● **What the task requires**
Work out the number of lines with the word "biznes" in the material below, then reply with that number only.

● **Material for this exercise**

::::::::

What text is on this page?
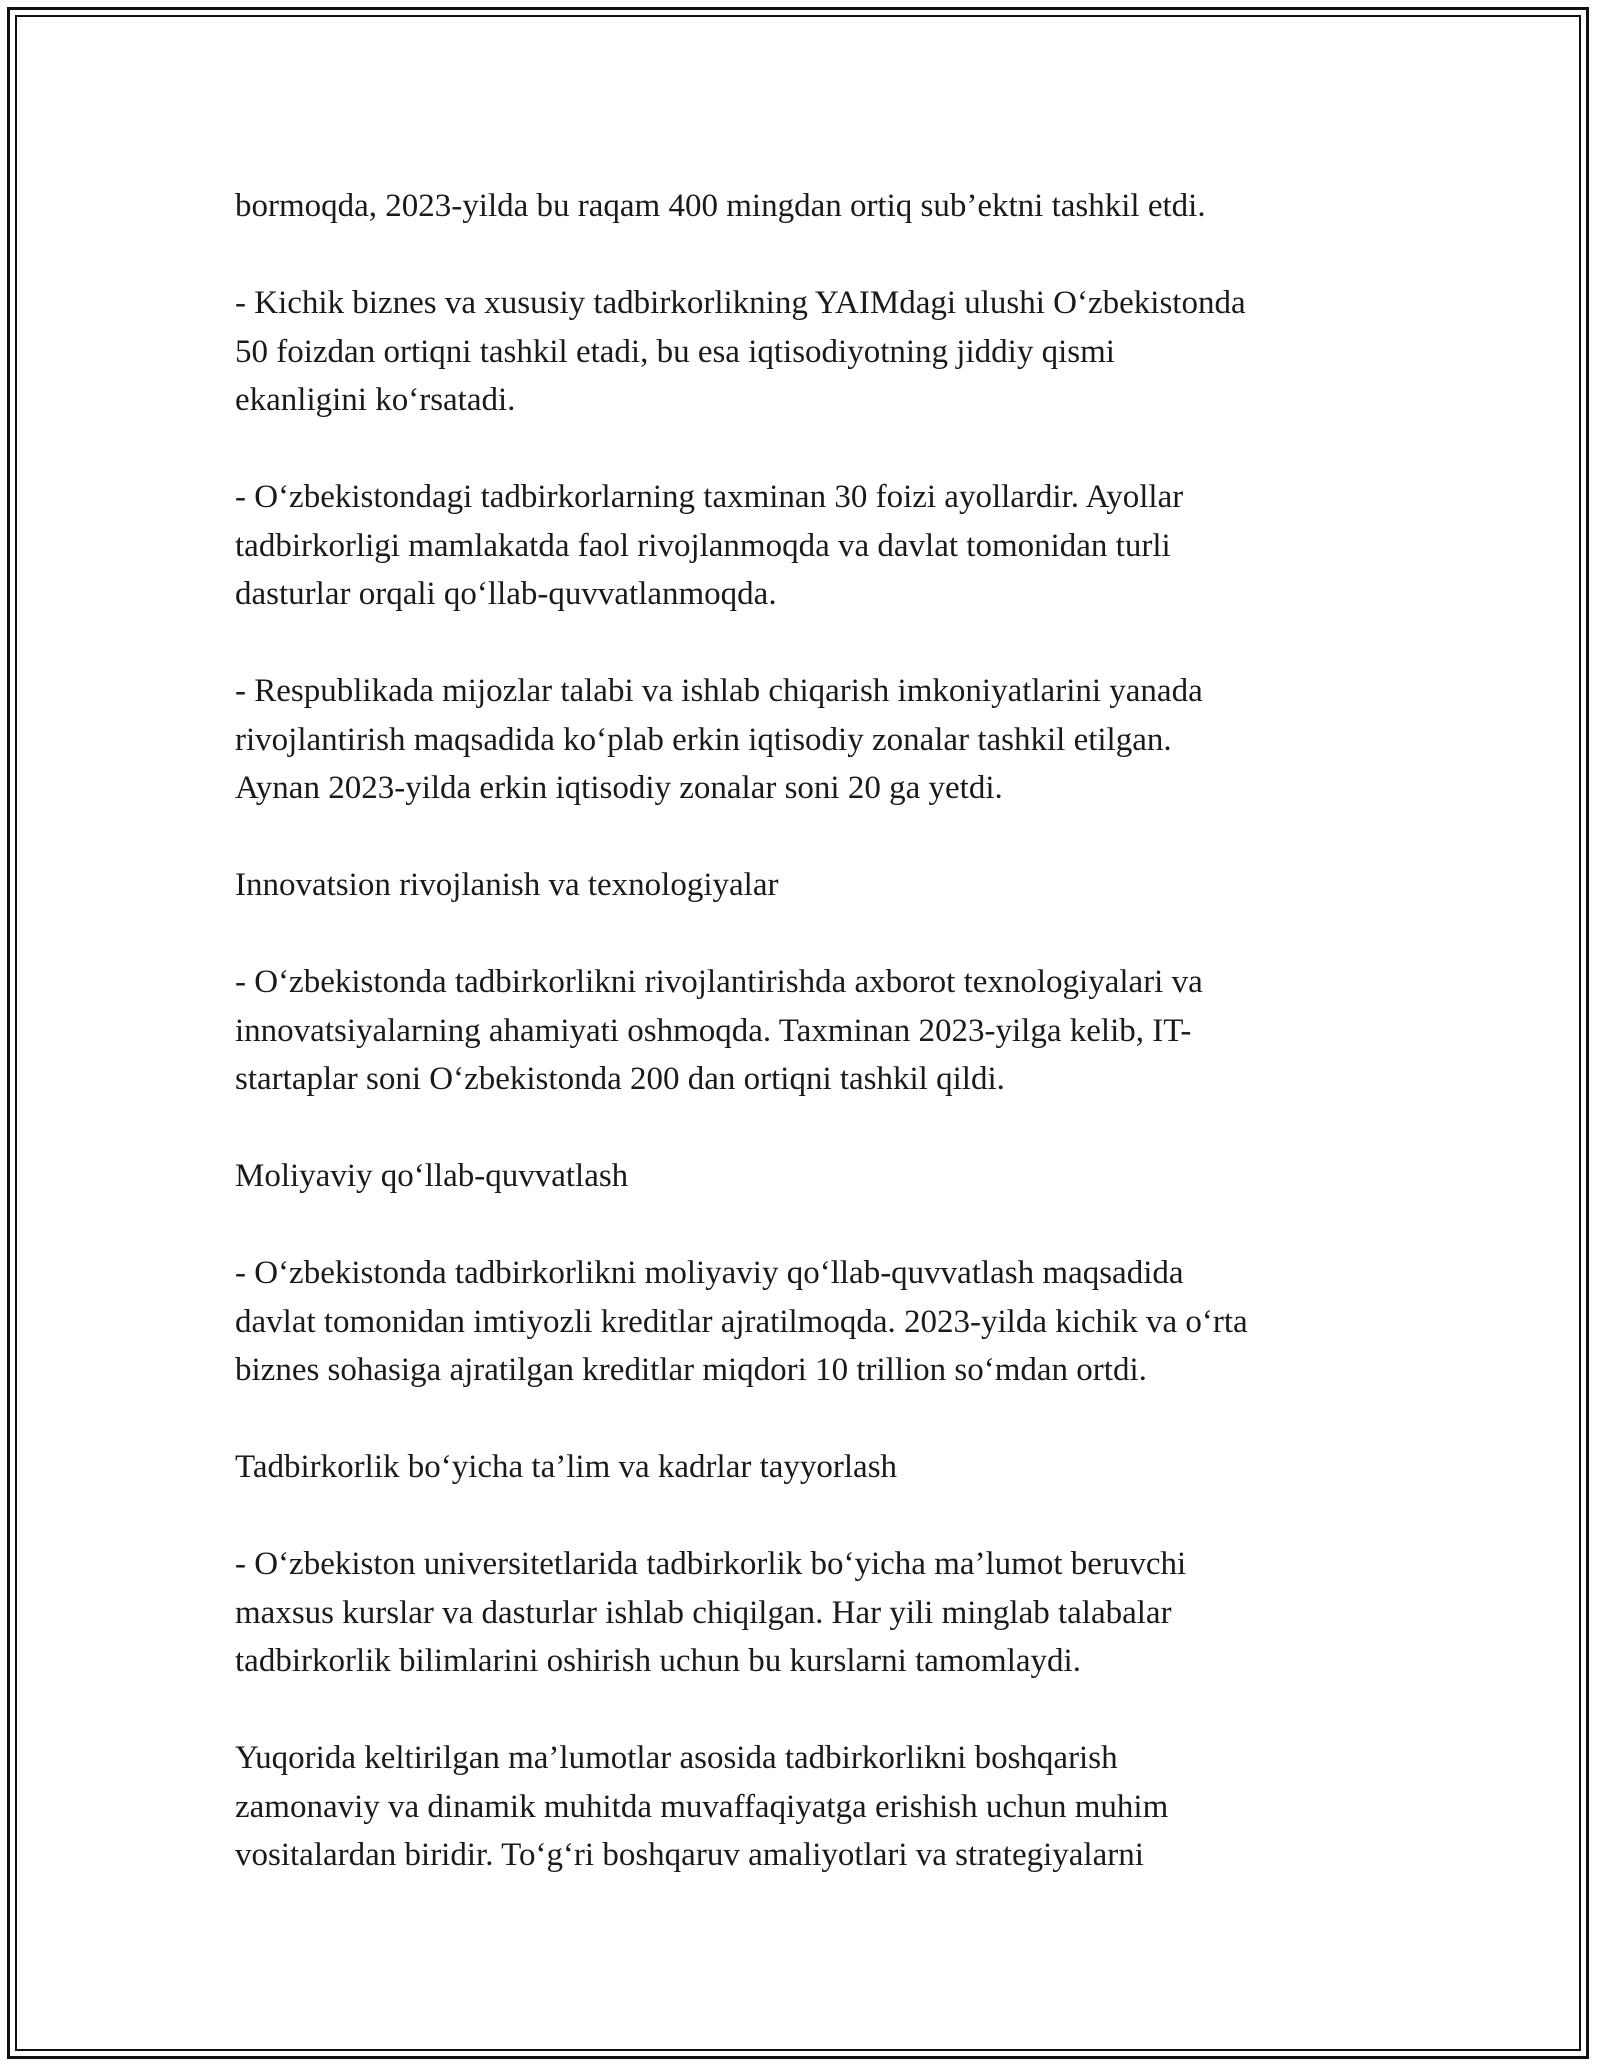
bormoqda, 2023-yilda bu raqam 400 mingdan ortiq sub’ektni tashkil etdi.
- Kichik biznes va xususiy tadbirkorlikning YAIMdagi ulushi O‘zbekistonda
50 foizdan ortiqni tashkil etadi, bu esa iqtisodiyotning jiddiy qismi
ekanligini ko‘rsatadi.
- O‘zbekistondagi tadbirkorlarning taxminan 30 foizi ayollardir. Ayollar
tadbirkorligi mamlakatda faol rivojlanmoqda va davlat tomonidan turli
dasturlar orqali qo‘llab-quvvatlanmoqda.
- Respublikada mijozlar talabi va ishlab chiqarish imkoniyatlarini yanada
rivojlantirish maqsadida ko‘plab erkin iqtisodiy zonalar tashkil etilgan.
Aynan 2023-yilda erkin iqtisodiy zonalar soni 20 ga yetdi.
Innovatsion rivojlanish va texnologiyalar
- O‘zbekistonda tadbirkorlikni rivojlantirishda axborot texnologiyalari va
innovatsiyalarning ahamiyati oshmoqda. Taxminan 2023-yilga kelib, IT-
startaplar soni O‘zbekistonda 200 dan ortiqni tashkil qildi.
Moliyaviy qo‘llab-quvvatlash
- O‘zbekistonda tadbirkorlikni moliyaviy qo‘llab-quvvatlash maqsadida
davlat tomonidan imtiyozli kreditlar ajratilmoqda. 2023-yilda kichik va o‘rta
biznes sohasiga ajratilgan kreditlar miqdori 10 trillion so‘mdan ortdi.
Tadbirkorlik bo‘yicha ta’lim va kadrlar tayyorlash
- O‘zbekiston universitetlarida tadbirkorlik bo‘yicha ma’lumot beruvchi
maxsus kurslar va dasturlar ishlab chiqilgan. Har yili minglab talabalar
tadbirkorlik bilimlarini oshirish uchun bu kurslarni tamomlaydi.
Yuqorida keltirilgan ma’lumotlar asosida tadbirkorlikni boshqarish
zamonaviy va dinamik muhitda muvaffaqiyatga erishish uchun muhim
vositalardan biridir. To‘g‘ri boshqaruv amaliyotlari va strategiyalarni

::::::::

● **Final answer**
2